* **What is required**
Reproduce every line of the listing as written, apart from the pictures.

* **Data supplied**
=-=-=-=-=

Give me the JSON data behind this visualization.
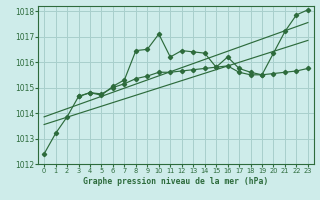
{
  "title": "Graphe pression niveau de la mer (hPa)",
  "bg_color": "#ceecea",
  "grid_color": "#a8cfcc",
  "line_color": "#2d6b3c",
  "xlim": [
    -0.5,
    23.5
  ],
  "ylim": [
    1012,
    1018.2
  ],
  "xticks": [
    0,
    1,
    2,
    3,
    4,
    5,
    6,
    7,
    8,
    9,
    10,
    11,
    12,
    13,
    14,
    15,
    16,
    17,
    18,
    19,
    20,
    21,
    22,
    23
  ],
  "yticks": [
    1012,
    1013,
    1014,
    1015,
    1016,
    1017,
    1018
  ],
  "s1_x": [
    0,
    1,
    2,
    3,
    4,
    5,
    6,
    7,
    8,
    9,
    10,
    11,
    12,
    13,
    14,
    15,
    16,
    17,
    18,
    19,
    20,
    21,
    22,
    23
  ],
  "s1_y": [
    1012.4,
    1013.2,
    1013.85,
    1014.65,
    1014.8,
    1014.7,
    1015.05,
    1015.3,
    1016.45,
    1016.5,
    1017.1,
    1016.2,
    1016.45,
    1016.4,
    1016.35,
    1015.8,
    1016.2,
    1015.75,
    1015.6,
    1015.5,
    1016.35,
    1017.2,
    1017.85,
    1018.05
  ],
  "s2_x": [
    3,
    4,
    5,
    6,
    7,
    8,
    9,
    10,
    11,
    12,
    13,
    14,
    15,
    16,
    17,
    18,
    19,
    20,
    21,
    22,
    23
  ],
  "s2_y": [
    1014.65,
    1014.8,
    1014.75,
    1015.0,
    1015.15,
    1015.35,
    1015.45,
    1015.6,
    1015.6,
    1015.65,
    1015.7,
    1015.75,
    1015.8,
    1015.85,
    1015.6,
    1015.5,
    1015.5,
    1015.55,
    1015.6,
    1015.65,
    1015.75
  ],
  "trend1_x": [
    0,
    23
  ],
  "trend1_y": [
    1013.55,
    1016.85
  ],
  "trend2_x": [
    0,
    23
  ],
  "trend2_y": [
    1013.85,
    1017.55
  ]
}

=-=-=-=-=

* **Right answer**
Give me the JSON data behind this visualization.
{
  "title": "Graphe pression niveau de la mer (hPa)",
  "bg_color": "#ceecea",
  "grid_color": "#a8cfcc",
  "line_color": "#2d6b3c",
  "xlim": [
    -0.5,
    23.5
  ],
  "ylim": [
    1012,
    1018.2
  ],
  "xticks": [
    0,
    1,
    2,
    3,
    4,
    5,
    6,
    7,
    8,
    9,
    10,
    11,
    12,
    13,
    14,
    15,
    16,
    17,
    18,
    19,
    20,
    21,
    22,
    23
  ],
  "yticks": [
    1012,
    1013,
    1014,
    1015,
    1016,
    1017,
    1018
  ],
  "s1_x": [
    0,
    1,
    2,
    3,
    4,
    5,
    6,
    7,
    8,
    9,
    10,
    11,
    12,
    13,
    14,
    15,
    16,
    17,
    18,
    19,
    20,
    21,
    22,
    23
  ],
  "s1_y": [
    1012.4,
    1013.2,
    1013.85,
    1014.65,
    1014.8,
    1014.7,
    1015.05,
    1015.3,
    1016.45,
    1016.5,
    1017.1,
    1016.2,
    1016.45,
    1016.4,
    1016.35,
    1015.8,
    1016.2,
    1015.75,
    1015.6,
    1015.5,
    1016.35,
    1017.2,
    1017.85,
    1018.05
  ],
  "s2_x": [
    3,
    4,
    5,
    6,
    7,
    8,
    9,
    10,
    11,
    12,
    13,
    14,
    15,
    16,
    17,
    18,
    19,
    20,
    21,
    22,
    23
  ],
  "s2_y": [
    1014.65,
    1014.8,
    1014.75,
    1015.0,
    1015.15,
    1015.35,
    1015.45,
    1015.6,
    1015.6,
    1015.65,
    1015.7,
    1015.75,
    1015.8,
    1015.85,
    1015.6,
    1015.5,
    1015.5,
    1015.55,
    1015.6,
    1015.65,
    1015.75
  ],
  "trend1_x": [
    0,
    23
  ],
  "trend1_y": [
    1013.55,
    1016.85
  ],
  "trend2_x": [
    0,
    23
  ],
  "trend2_y": [
    1013.85,
    1017.55
  ]
}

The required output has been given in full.